**GIVEN PROBLEM**
Could you write out the records below exactly as they appear, leaving out any pictures?

######

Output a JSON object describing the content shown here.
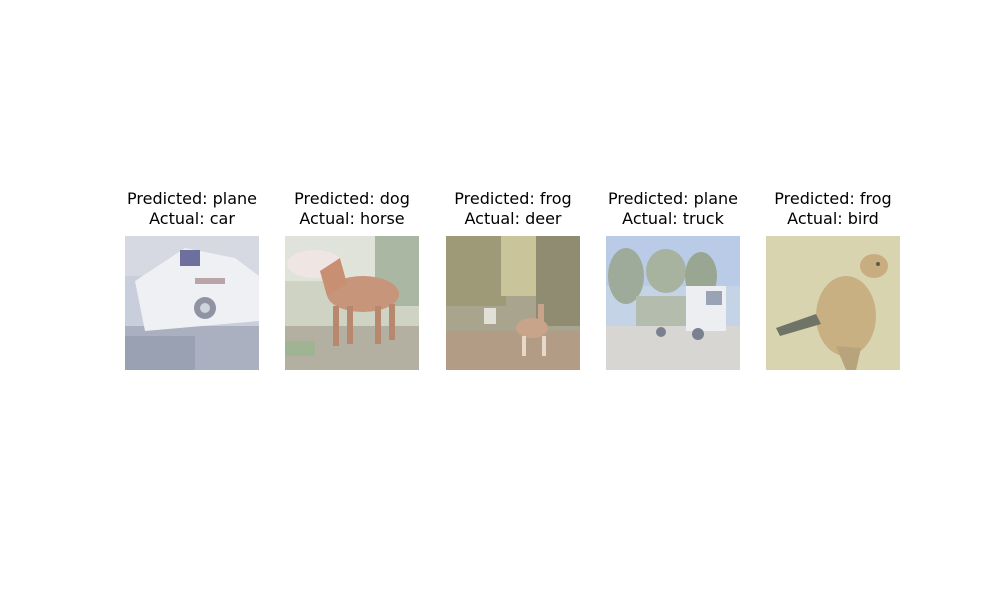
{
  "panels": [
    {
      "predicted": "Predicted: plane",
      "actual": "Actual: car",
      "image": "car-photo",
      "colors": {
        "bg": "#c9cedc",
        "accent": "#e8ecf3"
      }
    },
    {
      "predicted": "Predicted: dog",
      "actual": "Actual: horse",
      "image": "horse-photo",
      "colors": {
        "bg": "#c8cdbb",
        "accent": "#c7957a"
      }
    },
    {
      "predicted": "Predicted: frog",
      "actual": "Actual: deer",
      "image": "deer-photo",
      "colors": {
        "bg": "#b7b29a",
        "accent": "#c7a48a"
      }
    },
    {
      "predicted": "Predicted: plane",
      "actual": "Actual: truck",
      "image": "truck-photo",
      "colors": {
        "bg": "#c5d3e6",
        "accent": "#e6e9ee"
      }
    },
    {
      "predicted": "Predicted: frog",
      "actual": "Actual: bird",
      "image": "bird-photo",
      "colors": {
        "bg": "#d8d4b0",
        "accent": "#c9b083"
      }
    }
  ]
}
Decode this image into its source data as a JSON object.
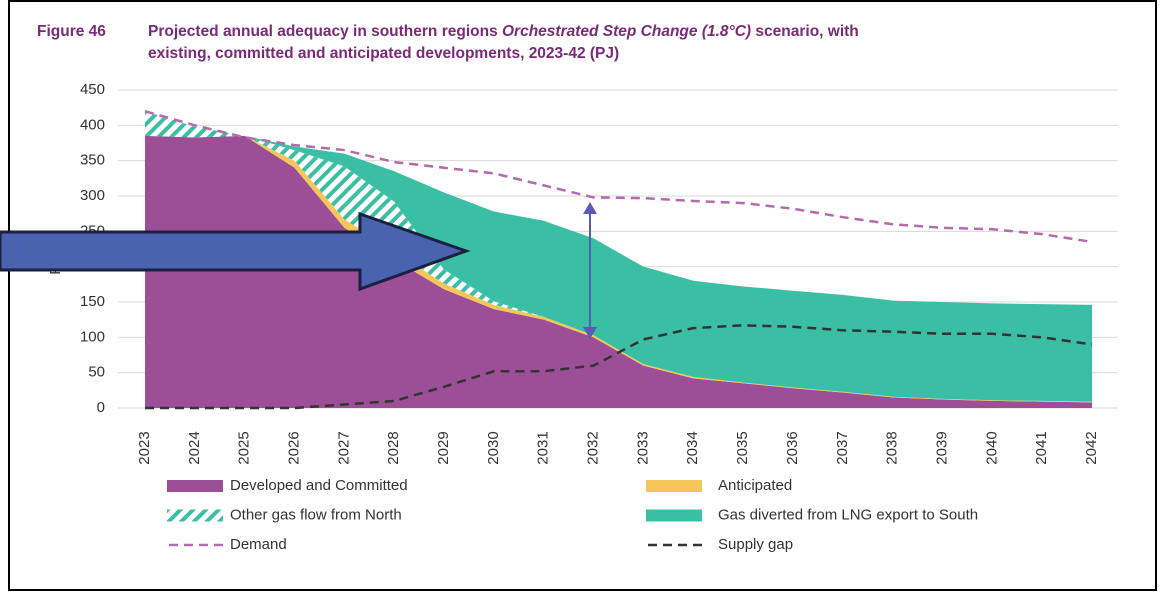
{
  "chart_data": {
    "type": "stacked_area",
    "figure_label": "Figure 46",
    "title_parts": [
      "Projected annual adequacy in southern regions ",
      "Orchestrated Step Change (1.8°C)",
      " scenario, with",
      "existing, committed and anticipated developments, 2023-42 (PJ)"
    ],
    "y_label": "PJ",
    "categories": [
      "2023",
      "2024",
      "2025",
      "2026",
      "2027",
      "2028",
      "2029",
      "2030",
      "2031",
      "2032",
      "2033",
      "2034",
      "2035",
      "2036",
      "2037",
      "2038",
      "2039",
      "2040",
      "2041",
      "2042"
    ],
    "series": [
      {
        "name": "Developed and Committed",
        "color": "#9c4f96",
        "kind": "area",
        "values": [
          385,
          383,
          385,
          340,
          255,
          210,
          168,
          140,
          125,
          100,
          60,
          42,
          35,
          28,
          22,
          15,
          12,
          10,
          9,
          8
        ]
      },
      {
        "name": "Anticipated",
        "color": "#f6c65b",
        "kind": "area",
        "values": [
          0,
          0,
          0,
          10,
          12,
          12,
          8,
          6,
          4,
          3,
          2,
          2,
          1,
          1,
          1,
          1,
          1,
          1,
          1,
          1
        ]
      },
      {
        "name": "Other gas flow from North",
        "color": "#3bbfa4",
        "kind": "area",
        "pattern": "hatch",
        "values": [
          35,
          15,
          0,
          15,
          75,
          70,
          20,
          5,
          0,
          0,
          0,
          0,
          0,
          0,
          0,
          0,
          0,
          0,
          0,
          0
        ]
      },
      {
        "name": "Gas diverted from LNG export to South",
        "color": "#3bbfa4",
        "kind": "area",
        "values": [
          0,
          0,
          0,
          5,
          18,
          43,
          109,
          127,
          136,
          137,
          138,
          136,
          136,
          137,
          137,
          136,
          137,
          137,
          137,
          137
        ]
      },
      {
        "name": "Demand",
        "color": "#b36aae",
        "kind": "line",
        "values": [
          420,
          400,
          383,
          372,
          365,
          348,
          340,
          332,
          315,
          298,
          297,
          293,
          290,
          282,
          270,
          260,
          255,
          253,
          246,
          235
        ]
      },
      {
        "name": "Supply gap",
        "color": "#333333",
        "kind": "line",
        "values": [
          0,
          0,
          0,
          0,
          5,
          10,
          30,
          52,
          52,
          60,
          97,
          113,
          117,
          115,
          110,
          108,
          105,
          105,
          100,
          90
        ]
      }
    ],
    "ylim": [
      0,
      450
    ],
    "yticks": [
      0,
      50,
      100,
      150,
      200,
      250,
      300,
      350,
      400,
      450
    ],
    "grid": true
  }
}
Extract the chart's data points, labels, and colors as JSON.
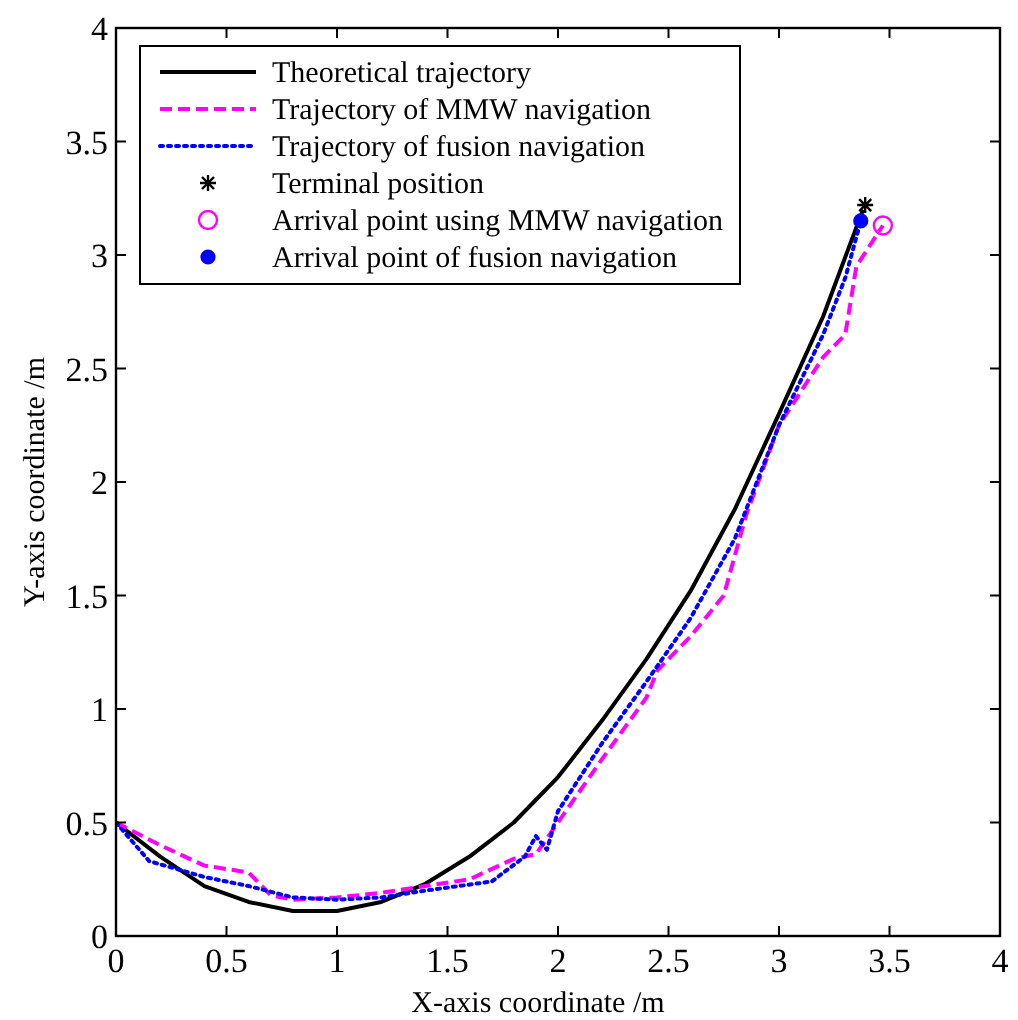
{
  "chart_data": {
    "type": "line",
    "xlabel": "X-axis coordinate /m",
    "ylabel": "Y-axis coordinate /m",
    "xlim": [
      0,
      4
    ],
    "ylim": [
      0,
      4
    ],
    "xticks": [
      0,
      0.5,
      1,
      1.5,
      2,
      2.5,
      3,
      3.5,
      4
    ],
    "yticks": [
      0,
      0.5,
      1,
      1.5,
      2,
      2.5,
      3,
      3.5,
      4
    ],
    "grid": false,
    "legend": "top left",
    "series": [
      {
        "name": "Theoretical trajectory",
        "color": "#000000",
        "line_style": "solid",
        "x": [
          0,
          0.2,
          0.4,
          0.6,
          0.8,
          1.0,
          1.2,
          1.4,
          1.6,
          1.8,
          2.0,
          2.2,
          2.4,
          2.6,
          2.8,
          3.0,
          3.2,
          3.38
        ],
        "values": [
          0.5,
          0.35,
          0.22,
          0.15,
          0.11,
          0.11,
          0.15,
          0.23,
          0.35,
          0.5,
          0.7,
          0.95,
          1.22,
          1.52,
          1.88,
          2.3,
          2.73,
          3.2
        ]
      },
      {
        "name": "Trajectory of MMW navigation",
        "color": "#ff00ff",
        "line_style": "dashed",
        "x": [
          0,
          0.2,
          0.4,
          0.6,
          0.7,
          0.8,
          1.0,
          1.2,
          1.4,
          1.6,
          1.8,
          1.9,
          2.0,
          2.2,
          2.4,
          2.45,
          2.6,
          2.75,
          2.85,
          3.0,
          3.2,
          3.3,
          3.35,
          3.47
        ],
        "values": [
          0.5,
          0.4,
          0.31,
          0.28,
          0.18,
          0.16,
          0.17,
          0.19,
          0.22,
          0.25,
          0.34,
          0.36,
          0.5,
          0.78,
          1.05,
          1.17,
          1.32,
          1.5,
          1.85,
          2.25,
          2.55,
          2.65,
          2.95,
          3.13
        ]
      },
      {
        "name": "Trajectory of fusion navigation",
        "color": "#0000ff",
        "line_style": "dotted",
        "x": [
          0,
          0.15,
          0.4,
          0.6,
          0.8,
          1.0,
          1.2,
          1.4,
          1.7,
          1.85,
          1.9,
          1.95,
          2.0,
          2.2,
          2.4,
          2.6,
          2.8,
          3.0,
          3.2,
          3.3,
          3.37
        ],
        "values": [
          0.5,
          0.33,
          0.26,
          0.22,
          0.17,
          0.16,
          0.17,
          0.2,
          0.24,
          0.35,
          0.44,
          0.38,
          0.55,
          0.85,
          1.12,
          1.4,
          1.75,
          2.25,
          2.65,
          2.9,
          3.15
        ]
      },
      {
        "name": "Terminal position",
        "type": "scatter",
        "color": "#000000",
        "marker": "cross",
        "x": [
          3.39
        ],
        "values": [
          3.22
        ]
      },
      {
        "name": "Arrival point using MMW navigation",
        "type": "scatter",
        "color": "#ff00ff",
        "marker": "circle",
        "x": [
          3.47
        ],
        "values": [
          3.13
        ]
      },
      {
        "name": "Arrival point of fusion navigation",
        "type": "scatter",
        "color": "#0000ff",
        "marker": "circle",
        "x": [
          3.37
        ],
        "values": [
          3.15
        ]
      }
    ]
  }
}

######

**WRITTEN REPLY**
Output a JSON object describing the content shown here.
{
  "panels": [
    {
      "predicted": "Predicted: plane",
      "actual": "Actual: car",
      "image": "car-photo",
      "colors": {
        "bg": "#c9cedc",
        "accent": "#e8ecf3"
      }
    },
    {
      "predicted": "Predicted: dog",
      "actual": "Actual: horse",
      "image": "horse-photo",
      "colors": {
        "bg": "#c8cdbb",
        "accent": "#c7957a"
      }
    },
    {
      "predicted": "Predicted: frog",
      "actual": "Actual: deer",
      "image": "deer-photo",
      "colors": {
        "bg": "#b7b29a",
        "accent": "#c7a48a"
      }
    },
    {
      "predicted": "Predicted: plane",
      "actual": "Actual: truck",
      "image": "truck-photo",
      "colors": {
        "bg": "#c5d3e6",
        "accent": "#e6e9ee"
      }
    },
    {
      "predicted": "Predicted: frog",
      "actual": "Actual: bird",
      "image": "bird-photo",
      "colors": {
        "bg": "#d8d4b0",
        "accent": "#c9b083"
      }
    }
  ]
}
Decode this image into its source data as a JSON object.
{
  "chart_data": {
    "type": "stacked_area",
    "figure_label": "Figure 46",
    "title_parts": [
      "Projected annual adequacy in southern regions ",
      "Orchestrated Step Change (1.8°C)",
      " scenario, with",
      "existing, committed and anticipated developments, 2023-42 (PJ)"
    ],
    "y_label": "PJ",
    "categories": [
      "2023",
      "2024",
      "2025",
      "2026",
      "2027",
      "2028",
      "2029",
      "2030",
      "2031",
      "2032",
      "2033",
      "2034",
      "2035",
      "2036",
      "2037",
      "2038",
      "2039",
      "2040",
      "2041",
      "2042"
    ],
    "series": [
      {
        "name": "Developed and Committed",
        "color": "#9c4f96",
        "kind": "area",
        "values": [
          385,
          383,
          385,
          340,
          255,
          210,
          168,
          140,
          125,
          100,
          60,
          42,
          35,
          28,
          22,
          15,
          12,
          10,
          9,
          8
        ]
      },
      {
        "name": "Anticipated",
        "color": "#f6c65b",
        "kind": "area",
        "values": [
          0,
          0,
          0,
          10,
          12,
          12,
          8,
          6,
          4,
          3,
          2,
          2,
          1,
          1,
          1,
          1,
          1,
          1,
          1,
          1
        ]
      },
      {
        "name": "Other gas flow from North",
        "color": "#3bbfa4",
        "kind": "area",
        "pattern": "hatch",
        "values": [
          35,
          15,
          0,
          15,
          75,
          70,
          20,
          5,
          0,
          0,
          0,
          0,
          0,
          0,
          0,
          0,
          0,
          0,
          0,
          0
        ]
      },
      {
        "name": "Gas diverted from LNG export to South",
        "color": "#3bbfa4",
        "kind": "area",
        "values": [
          0,
          0,
          0,
          5,
          18,
          43,
          109,
          127,
          136,
          137,
          138,
          136,
          136,
          137,
          137,
          136,
          137,
          137,
          137,
          137
        ]
      },
      {
        "name": "Demand",
        "color": "#b36aae",
        "kind": "line",
        "values": [
          420,
          400,
          383,
          372,
          365,
          348,
          340,
          332,
          315,
          298,
          297,
          293,
          290,
          282,
          270,
          260,
          255,
          253,
          246,
          235
        ]
      },
      {
        "name": "Supply gap",
        "color": "#333333",
        "kind": "line",
        "values": [
          0,
          0,
          0,
          0,
          5,
          10,
          30,
          52,
          52,
          60,
          97,
          113,
          117,
          115,
          110,
          108,
          105,
          105,
          100,
          90
        ]
      }
    ],
    "ylim": [
      0,
      450
    ],
    "yticks": [
      0,
      50,
      100,
      150,
      200,
      250,
      300,
      350,
      400,
      450
    ],
    "grid": true
  }
}
Extract the chart's data points, labels, and colors as JSON.
{
  "chart_data": {
    "type": "line",
    "xlabel": "X-axis coordinate /m",
    "ylabel": "Y-axis coordinate /m",
    "xlim": [
      0,
      4
    ],
    "ylim": [
      0,
      4
    ],
    "xticks": [
      0,
      0.5,
      1,
      1.5,
      2,
      2.5,
      3,
      3.5,
      4
    ],
    "yticks": [
      0,
      0.5,
      1,
      1.5,
      2,
      2.5,
      3,
      3.5,
      4
    ],
    "grid": false,
    "legend": "top left",
    "series": [
      {
        "name": "Theoretical trajectory",
        "color": "#000000",
        "line_style": "solid",
        "x": [
          0,
          0.2,
          0.4,
          0.6,
          0.8,
          1.0,
          1.2,
          1.4,
          1.6,
          1.8,
          2.0,
          2.2,
          2.4,
          2.6,
          2.8,
          3.0,
          3.2,
          3.38
        ],
        "values": [
          0.5,
          0.35,
          0.22,
          0.15,
          0.11,
          0.11,
          0.15,
          0.23,
          0.35,
          0.5,
          0.7,
          0.95,
          1.22,
          1.52,
          1.88,
          2.3,
          2.73,
          3.2
        ]
      },
      {
        "name": "Trajectory of MMW navigation",
        "color": "#ff00ff",
        "line_style": "dashed",
        "x": [
          0,
          0.2,
          0.4,
          0.6,
          0.7,
          0.8,
          1.0,
          1.2,
          1.4,
          1.6,
          1.8,
          1.9,
          2.0,
          2.2,
          2.4,
          2.45,
          2.6,
          2.75,
          2.85,
          3.0,
          3.2,
          3.3,
          3.35,
          3.47
        ],
        "values": [
          0.5,
          0.4,
          0.31,
          0.28,
          0.18,
          0.16,
          0.17,
          0.19,
          0.22,
          0.25,
          0.34,
          0.36,
          0.5,
          0.78,
          1.05,
          1.17,
          1.32,
          1.5,
          1.85,
          2.25,
          2.55,
          2.65,
          2.95,
          3.13
        ]
      },
      {
        "name": "Trajectory of fusion navigation",
        "color": "#0000ff",
        "line_style": "dotted",
        "x": [
          0,
          0.15,
          0.4,
          0.6,
          0.8,
          1.0,
          1.2,
          1.4,
          1.7,
          1.85,
          1.9,
          1.95,
          2.0,
          2.2,
          2.4,
          2.6,
          2.8,
          3.0,
          3.2,
          3.3,
          3.37
        ],
        "values": [
          0.5,
          0.33,
          0.26,
          0.22,
          0.17,
          0.16,
          0.17,
          0.2,
          0.24,
          0.35,
          0.44,
          0.38,
          0.55,
          0.85,
          1.12,
          1.4,
          1.75,
          2.25,
          2.65,
          2.9,
          3.15
        ]
      },
      {
        "name": "Terminal position",
        "type": "scatter",
        "color": "#000000",
        "marker": "cross",
        "x": [
          3.39
        ],
        "values": [
          3.22
        ]
      },
      {
        "name": "Arrival point using MMW navigation",
        "type": "scatter",
        "color": "#ff00ff",
        "marker": "circle",
        "x": [
          3.47
        ],
        "values": [
          3.13
        ]
      },
      {
        "name": "Arrival point of fusion navigation",
        "type": "scatter",
        "color": "#0000ff",
        "marker": "circle",
        "x": [
          3.37
        ],
        "values": [
          3.15
        ]
      }
    ]
  }
}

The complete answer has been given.